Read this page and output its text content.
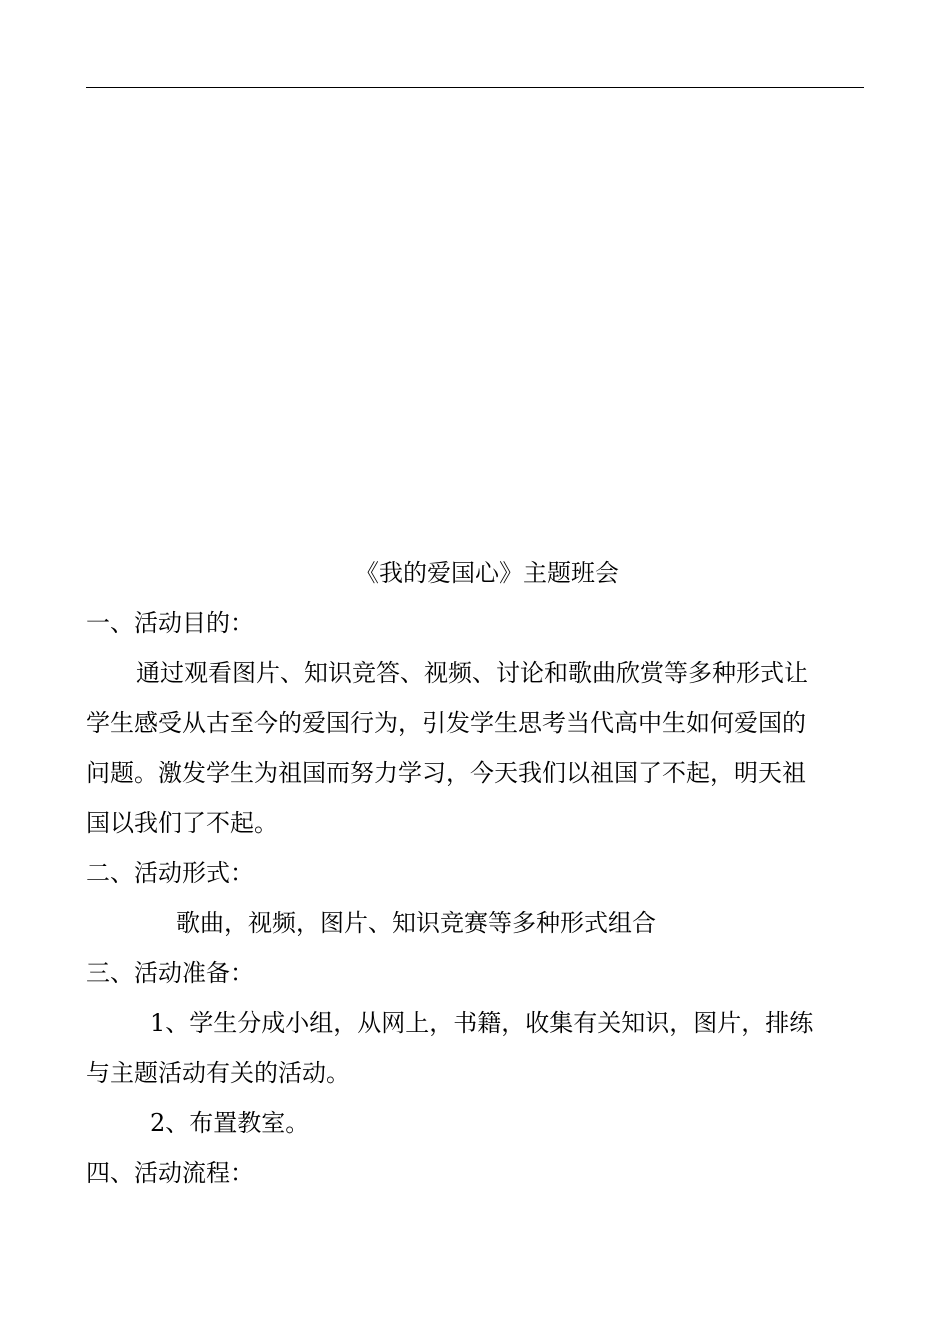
《我的爱国心》主题班会
一、活动目的：
通过观看图片、知识竞答、视频、讨论和歌曲欣赏等多种形式让
学生感受从古至今的爱国行为，引发学生思考当代高中生如何爱国的
问题。激发学生为祖国而努力学习，今天我们以祖国了不起，明天祖
国以我们了不起。
二、活动形式：
歌曲，视频，图片、知识竞赛等多种形式组合
三、活动准备：
1、学生分成小组，从网上，书籍，收集有关知识，图片，排练
与主题活动有关的活动。
2、布置教室。
四、活动流程：
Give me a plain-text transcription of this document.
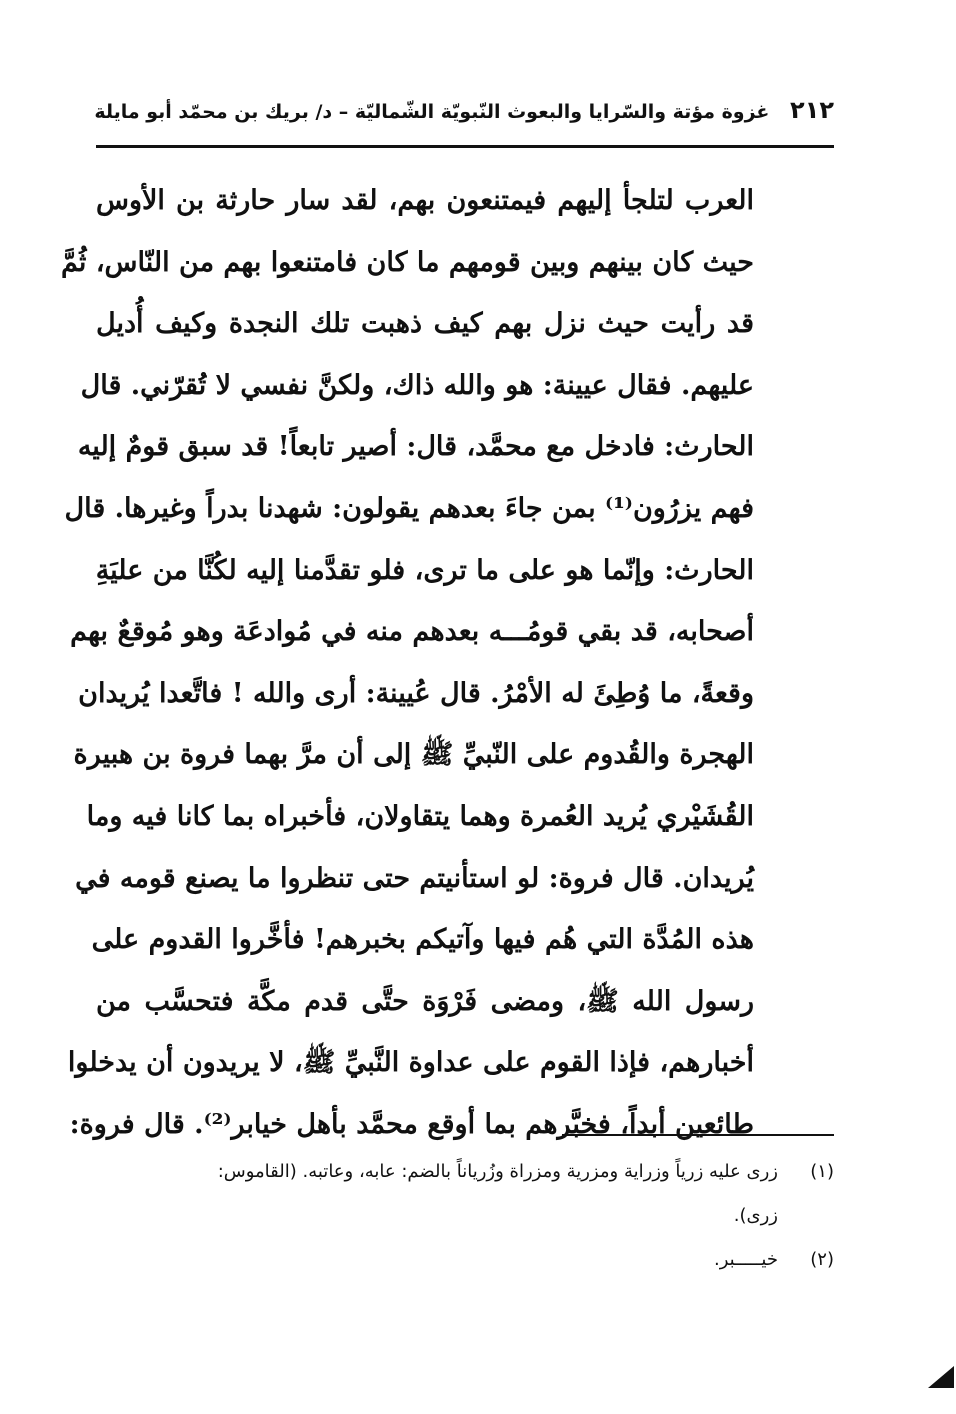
٢١٢ غزوة مؤتة والسّرايا والبعوث النّبويّة الشّماليّة – د/ بريك بن محمّد أبو مايلة
العرب لتلجأ إليهم فيمتنعون بهم، لقد سار حارثة بن الأوس
حيث كان بينهم وبين قومهم ما كان فامتنعوا بهم من النّاس، ثُمَّ
قد رأيت حيث نزل بهم كيف ذهبت تلك النجدة وكيف أُديل
عليهم. فقال عيينة: هو والله ذاك، ولكنَّ نفسي لا تُقرّني. قال
الحارث: فادخل مع محمَّد، قال: أصير تابعاً! قد سبق قومٌ إليه
فهم يزرُون⁽¹⁾ بمن جاءَ بعدهم يقولون: شهدنا بدراً وغيرها. قال
الحارث: وإنّما هو على ما ترى، فلو تقدَّمنا إليه لكُنَّا من عليَةِ
أصحابه، قد بقي قومُـــه بعدهم منه في مُوادعَة وهو مُوقعٌ بهم
وقعةً، ما وُطِئَ له الأمْرُ. قال عُيينة: أرى والله ! فاتَّعدا يُريدان
الهجرة والقُدوم على النّبيِّ ﷺ إلى أن مرَّ بهما فروة بن هبيرة
القُشَيْري يُريد العُمرة وهما يتقاولان، فأخبراه بما كانا فيه وما
يُريدان. قال فروة: لو استأنيتم حتى تنظروا ما يصنع قومه في
هذه المُدَّة التي هُم فيها وآتيكم بخبرهم! فأخَّروا القدوم على
رسول الله ﷺ، ومضى فَرْوَة حتَّى قدم مكَّة فتحسَّب من
أخبارهم، فإذا القوم على عداوة النَّبيِّ ﷺ، لا يريدون أن يدخلوا
طائعين أبداً، فخبَّرهم بما أوقع محمَّد بأهل خيابر⁽²⁾. قال فروة:
(١)زرى عليه زرياً وزراية ومزرية ومزراة وزُرياناً بالضم: عابه، وعاتبه. (القاموس:
زرى).
(٢)خيـــــبر.
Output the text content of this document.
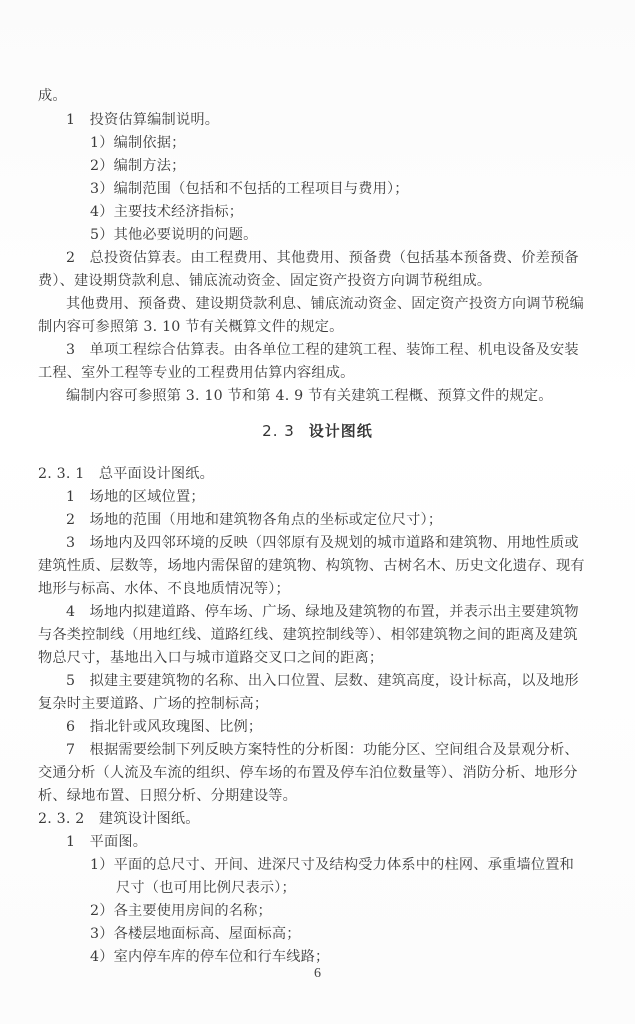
成。
1　投资估算编制说明。
1）编制依据；
2）编制方法；
3）编制范围（包括和不包括的工程项目与费用）；
4）主要技术经济指标；
5）其他必要说明的问题。
2　总投资估算表。由工程费用、其他费用、预备费（包括基本预备费、价差预备
费）、建设期贷款利息、铺底流动资金、固定资产投资方向调节税组成。
其他费用、预备费、建设期贷款利息、铺底流动资金、固定资产投资方向调节税编
制内容可参照第 3. 10 节有关概算文件的规定。
3　单项工程综合估算表。由各单位工程的建筑工程、装饰工程、机电设备及安装
工程、室外工程等专业的工程费用估算内容组成。
编制内容可参照第 3. 10 节和第 4. 9 节有关建筑工程概、预算文件的规定。
2. 3 设计图纸
2. 3. 1　总平面设计图纸。
1　场地的区域位置；
2　场地的范围（用地和建筑物各角点的坐标或定位尺寸）；
3　场地内及四邻环境的反映（四邻原有及规划的城市道路和建筑物、用地性质或
建筑性质、层数等，场地内需保留的建筑物、构筑物、古树名木、历史文化遗存、现有
地形与标高、水体、不良地质情况等）；
4　场地内拟建道路、停车场、广场、绿地及建筑物的布置，并表示出主要建筑物
与各类控制线（用地红线、道路红线、建筑控制线等）、相邻建筑物之间的距离及建筑
物总尺寸，基地出入口与城市道路交叉口之间的距离；
5　拟建主要建筑物的名称、出入口位置、层数、建筑高度，设计标高，以及地形
复杂时主要道路、广场的控制标高；
6　指北针或风玫瑰图、比例；
7　根据需要绘制下列反映方案特性的分析图：功能分区、空间组合及景观分析、
交通分析（人流及车流的组织、停车场的布置及停车泊位数量等）、消防分析、地形分
析、绿地布置、日照分析、分期建设等。
2. 3. 2　建筑设计图纸。
1　平面图。
1）平面的总尺寸、开间、进深尺寸及结构受力体系中的柱网、承重墙位置和
尺寸（也可用比例尺表示）；
2）各主要使用房间的名称；
3）各楼层地面标高、屋面标高；
4）室内停车库的停车位和行车线路；
6
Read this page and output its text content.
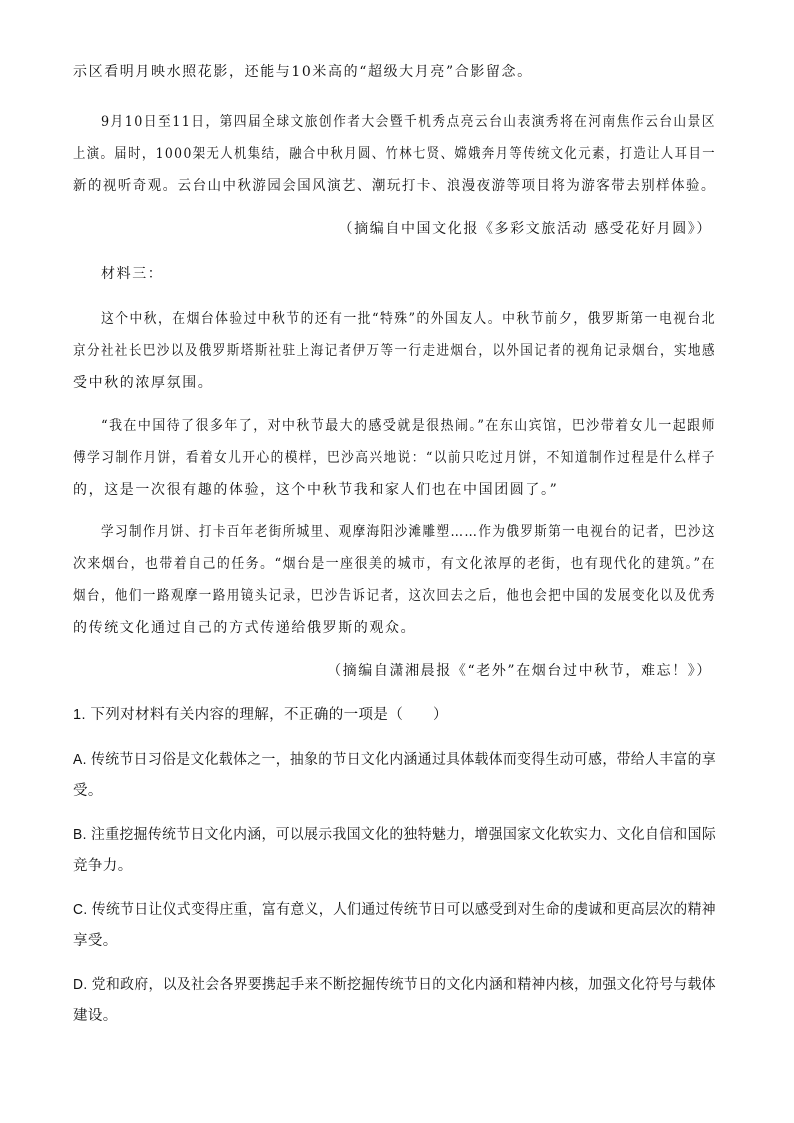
示区看明月映水照花影，还能与10米高的“超级大月亮”合影留念。
9月10日至11日，第四届全球文旅创作者大会暨千机秀点亮云台山表演秀将在河南焦作云台山景区
上演。届时，1000架无人机集结，融合中秋月圆、竹林七贤、嫦娥奔月等传统文化元素，打造让人耳目一
新的视听奇观。云台山中秋游园会国风演艺、潮玩打卡、浪漫夜游等项目将为游客带去别样体验。
（摘编自中国文化报《多彩文旅活动 感受花好月圆》）
材料三：
这个中秋，在烟台体验过中秋节的还有一批“特殊”的外国友人。中秋节前夕，俄罗斯第一电视台北
京分社社长巴沙以及俄罗斯塔斯社驻上海记者伊万等一行走进烟台，以外国记者的视角记录烟台，实地感
受中秋的浓厚氛围。
“我在中国待了很多年了，对中秋节最大的感受就是很热闹。”在东山宾馆，巴沙带着女儿一起跟师
傅学习制作月饼，看着女儿开心的模样，巴沙高兴地说：“以前只吃过月饼，不知道制作过程是什么样子
的，这是一次很有趣的体验，这个中秋节我和家人们也在中国团圆了。”
学习制作月饼、打卡百年老街所城里、观摩海阳沙滩雕塑……作为俄罗斯第一电视台的记者，巴沙这
次来烟台，也带着自己的任务。“烟台是一座很美的城市，有文化浓厚的老街，也有现代化的建筑。”在
烟台，他们一路观摩一路用镜头记录，巴沙告诉记者，这次回去之后，他也会把中国的发展变化以及优秀
的传统文化通过自己的方式传递给俄罗斯的观众。
（摘编自潇湘晨报《“老外”在烟台过中秋节，难忘！》）
1. 下列对材料有关内容的理解，不正确的一项是（　　）
A. 传统节日习俗是文化载体之一，抽象的节日文化内涵通过具体载体而变得生动可感，带给人丰富的享
受。
B. 注重挖掘传统节日文化内涵，可以展示我国文化的独特魅力，增强国家文化软实力、文化自信和国际
竞争力。
C. 传统节日让仪式变得庄重，富有意义，人们通过传统节日可以感受到对生命的虔诚和更高层次的精神
享受。
D. 党和政府，以及社会各界要携起手来不断挖掘传统节日的文化内涵和精神内核，加强文化符号与载体
建设。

.....

*SET TASK*: Copy the records exactly. Skip the pictures.

*EXERCISE RESPONSE*:
Read this page and output its text content.
《我的爱国心》主题班会
一、活动目的：
通过观看图片、知识竞答、视频、讨论和歌曲欣赏等多种形式让
学生感受从古至今的爱国行为，引发学生思考当代高中生如何爱国的
问题。激发学生为祖国而努力学习，今天我们以祖国了不起，明天祖
国以我们了不起。
二、活动形式：
歌曲，视频，图片、知识竞赛等多种形式组合
三、活动准备：
1、学生分成小组，从网上，书籍，收集有关知识，图片，排练
与主题活动有关的活动。
2、布置教室。
四、活动流程：
Give me a plain-text transcription of this document.
٢١٢ غزوة مؤتة والسّرايا والبعوث النّبويّة الشّماليّة – د/ بريك بن محمّد أبو مايلة
العرب لتلجأ إليهم فيمتنعون بهم، لقد سار حارثة بن الأوس
حيث كان بينهم وبين قومهم ما كان فامتنعوا بهم من النّاس، ثُمَّ
قد رأيت حيث نزل بهم كيف ذهبت تلك النجدة وكيف أُديل
عليهم. فقال عيينة: هو والله ذاك، ولكنَّ نفسي لا تُقرّني. قال
الحارث: فادخل مع محمَّد، قال: أصير تابعاً! قد سبق قومٌ إليه
فهم يزرُون⁽¹⁾ بمن جاءَ بعدهم يقولون: شهدنا بدراً وغيرها. قال
الحارث: وإنّما هو على ما ترى، فلو تقدَّمنا إليه لكُنَّا من عليَةِ
أصحابه، قد بقي قومُـــه بعدهم منه في مُوادعَة وهو مُوقعٌ بهم
وقعةً، ما وُطِئَ له الأمْرُ. قال عُيينة: أرى والله ! فاتَّعدا يُريدان
الهجرة والقُدوم على النّبيِّ ﷺ إلى أن مرَّ بهما فروة بن هبيرة
القُشَيْري يُريد العُمرة وهما يتقاولان، فأخبراه بما كانا فيه وما
يُريدان. قال فروة: لو استأنيتم حتى تنظروا ما يصنع قومه في
هذه المُدَّة التي هُم فيها وآتيكم بخبرهم! فأخَّروا القدوم على
رسول الله ﷺ، ومضى فَرْوَة حتَّى قدم مكَّة فتحسَّب من
أخبارهم، فإذا القوم على عداوة النَّبيِّ ﷺ، لا يريدون أن يدخلوا
طائعين أبداً، فخبَّرهم بما أوقع محمَّد بأهل خيابر⁽²⁾. قال فروة:
(١)زرى عليه زرياً وزراية ومزرية ومزراة وزُرياناً بالضم: عابه، وعاتبه. (القاموس:
زرى).
(٢)خيـــــبر.
Output the text content of this document.
成。
1　投资估算编制说明。
1）编制依据；
2）编制方法；
3）编制范围（包括和不包括的工程项目与费用）；
4）主要技术经济指标；
5）其他必要说明的问题。
2　总投资估算表。由工程费用、其他费用、预备费（包括基本预备费、价差预备
费）、建设期贷款利息、铺底流动资金、固定资产投资方向调节税组成。
其他费用、预备费、建设期贷款利息、铺底流动资金、固定资产投资方向调节税编
制内容可参照第 3. 10 节有关概算文件的规定。
3　单项工程综合估算表。由各单位工程的建筑工程、装饰工程、机电设备及安装
工程、室外工程等专业的工程费用估算内容组成。
编制内容可参照第 3. 10 节和第 4. 9 节有关建筑工程概、预算文件的规定。
2. 3 设计图纸
2. 3. 1　总平面设计图纸。
1　场地的区域位置；
2　场地的范围（用地和建筑物各角点的坐标或定位尺寸）；
3　场地内及四邻环境的反映（四邻原有及规划的城市道路和建筑物、用地性质或
建筑性质、层数等，场地内需保留的建筑物、构筑物、古树名木、历史文化遗存、现有
地形与标高、水体、不良地质情况等）；
4　场地内拟建道路、停车场、广场、绿地及建筑物的布置，并表示出主要建筑物
与各类控制线（用地红线、道路红线、建筑控制线等）、相邻建筑物之间的距离及建筑
物总尺寸，基地出入口与城市道路交叉口之间的距离；
5　拟建主要建筑物的名称、出入口位置、层数、建筑高度，设计标高，以及地形
复杂时主要道路、广场的控制标高；
6　指北针或风玫瑰图、比例；
7　根据需要绘制下列反映方案特性的分析图：功能分区、空间组合及景观分析、
交通分析（人流及车流的组织、停车场的布置及停车泊位数量等）、消防分析、地形分
析、绿地布置、日照分析、分期建设等。
2. 3. 2　建筑设计图纸。
1　平面图。
1）平面的总尺寸、开间、进深尺寸及结构受力体系中的柱网、承重墙位置和
尺寸（也可用比例尺表示）；
2）各主要使用房间的名称；
3）各楼层地面标高、屋面标高；
4）室内停车库的停车位和行车线路；
6
Read this page and output its text content.
示区看明月映水照花影，还能与10米高的“超级大月亮”合影留念。
9月10日至11日，第四届全球文旅创作者大会暨千机秀点亮云台山表演秀将在河南焦作云台山景区
上演。届时，1000架无人机集结，融合中秋月圆、竹林七贤、嫦娥奔月等传统文化元素，打造让人耳目一
新的视听奇观。云台山中秋游园会国风演艺、潮玩打卡、浪漫夜游等项目将为游客带去别样体验。
（摘编自中国文化报《多彩文旅活动 感受花好月圆》）
材料三：
这个中秋，在烟台体验过中秋节的还有一批“特殊”的外国友人。中秋节前夕，俄罗斯第一电视台北
京分社社长巴沙以及俄罗斯塔斯社驻上海记者伊万等一行走进烟台，以外国记者的视角记录烟台，实地感
受中秋的浓厚氛围。
“我在中国待了很多年了，对中秋节最大的感受就是很热闹。”在东山宾馆，巴沙带着女儿一起跟师
傅学习制作月饼，看着女儿开心的模样，巴沙高兴地说：“以前只吃过月饼，不知道制作过程是什么样子
的，这是一次很有趣的体验，这个中秋节我和家人们也在中国团圆了。”
学习制作月饼、打卡百年老街所城里、观摩海阳沙滩雕塑……作为俄罗斯第一电视台的记者，巴沙这
次来烟台，也带着自己的任务。“烟台是一座很美的城市，有文化浓厚的老街，也有现代化的建筑。”在
烟台，他们一路观摩一路用镜头记录，巴沙告诉记者，这次回去之后，他也会把中国的发展变化以及优秀
的传统文化通过自己的方式传递给俄罗斯的观众。
（摘编自潇湘晨报《“老外”在烟台过中秋节，难忘！》）
1. 下列对材料有关内容的理解，不正确的一项是（　　）
A. 传统节日习俗是文化载体之一，抽象的节日文化内涵通过具体载体而变得生动可感，带给人丰富的享
受。
B. 注重挖掘传统节日文化内涵，可以展示我国文化的独特魅力，增强国家文化软实力、文化自信和国际
竞争力。
C. 传统节日让仪式变得庄重，富有意义，人们通过传统节日可以感受到对生命的虔诚和更高层次的精神
享受。
D. 党和政府，以及社会各界要携起手来不断挖掘传统节日的文化内涵和精神内核，加强文化符号与载体
建设。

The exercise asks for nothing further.